[Data records]
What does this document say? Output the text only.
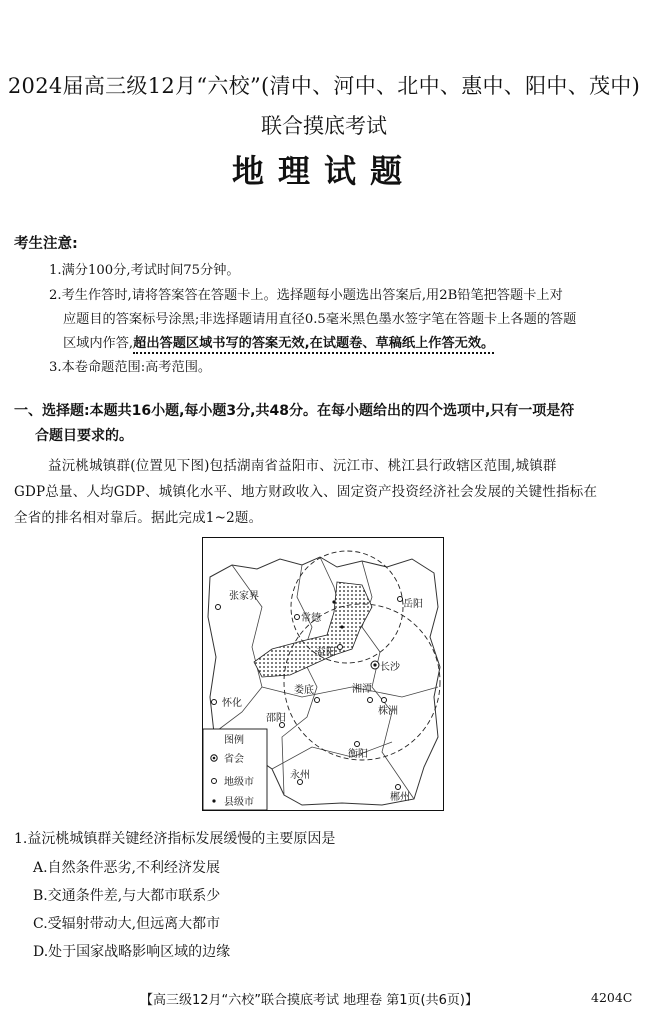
2024届高三级12月“六校”(清中、河中、北中、惠中、阳中、茂中)
联合摸底考试
地理试题
考生注意:
1.满分100分,考试时间75分钟。
2.考生作答时,请将答案答在答题卡上。选择题每小题选出答案后,用2B铅笔把答题卡上对
应题目的答案标号涂黑;非选择题请用直径0.5毫米黑色墨水签字笔在答题卡上各题的答题
区域内作答,超出答题区域书写的答案无效,在试题卷、草稿纸上作答无效。
3.本卷命题范围:高考范围。
一、选择题:本题共16小题,每小题3分,共48分。在每小题给出的四个选项中,只有一项是符
合题目要求的。
益沅桃城镇群(位置见下图)包括湖南省益阳市、沅江市、桃江县行政辖区范围,城镇群
GDP总量、人均GDP、城镇化水平、地方财政收入、固定资产投资经济社会发展的关键性指标在
全省的排名相对靠后。据此完成1~2题。
张家界
常德
岳阳
益阳
长沙
湘潭
株洲
娄底
怀化
邵阳
衡阳
永州
郴州
图例
省会
地级市
县级市
1.益沅桃城镇群关键经济指标发展缓慢的主要原因是
A.自然条件恶劣,不利经济发展
B.交通条件差,与大都市联系少
C.受辐射带动大,但远离大都市
D.处于国家战略影响区域的边缘
【高三级12月“六校”联合摸底考试 地理卷 第1页(共6页)】	4204C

> **Exercise instructions**
Repeat the material above word for word, please, apart from its images.

> **Solution**
What does this document say? Output the text only.
2024届高三级12月“六校”(清中、河中、北中、惠中、阳中、茂中)
联合摸底考试
地理试题
考生注意:
1.满分100分,考试时间75分钟。
2.考生作答时,请将答案答在答题卡上。选择题每小题选出答案后,用2B铅笔把答题卡上对
应题目的答案标号涂黑;非选择题请用直径0.5毫米黑色墨水签字笔在答题卡上各题的答题
区域内作答,超出答题区域书写的答案无效,在试题卷、草稿纸上作答无效。
3.本卷命题范围:高考范围。
一、选择题:本题共16小题,每小题3分,共48分。在每小题给出的四个选项中,只有一项是符
合题目要求的。
益沅桃城镇群(位置见下图)包括湖南省益阳市、沅江市、桃江县行政辖区范围,城镇群
GDP总量、人均GDP、城镇化水平、地方财政收入、固定资产投资经济社会发展的关键性指标在
全省的排名相对靠后。据此完成1~2题。
张家界
常德
岳阳
益阳
长沙
湘潭
株洲
娄底
怀化
邵阳
衡阳
永州
郴州
图例
省会
地级市
县级市
1.益沅桃城镇群关键经济指标发展缓慢的主要原因是
A.自然条件恶劣,不利经济发展
B.交通条件差,与大都市联系少
C.受辐射带动大,但远离大都市
D.处于国家战略影响区域的边缘
【高三级12月“六校”联合摸底考试 地理卷 第1页(共6页)】	4204C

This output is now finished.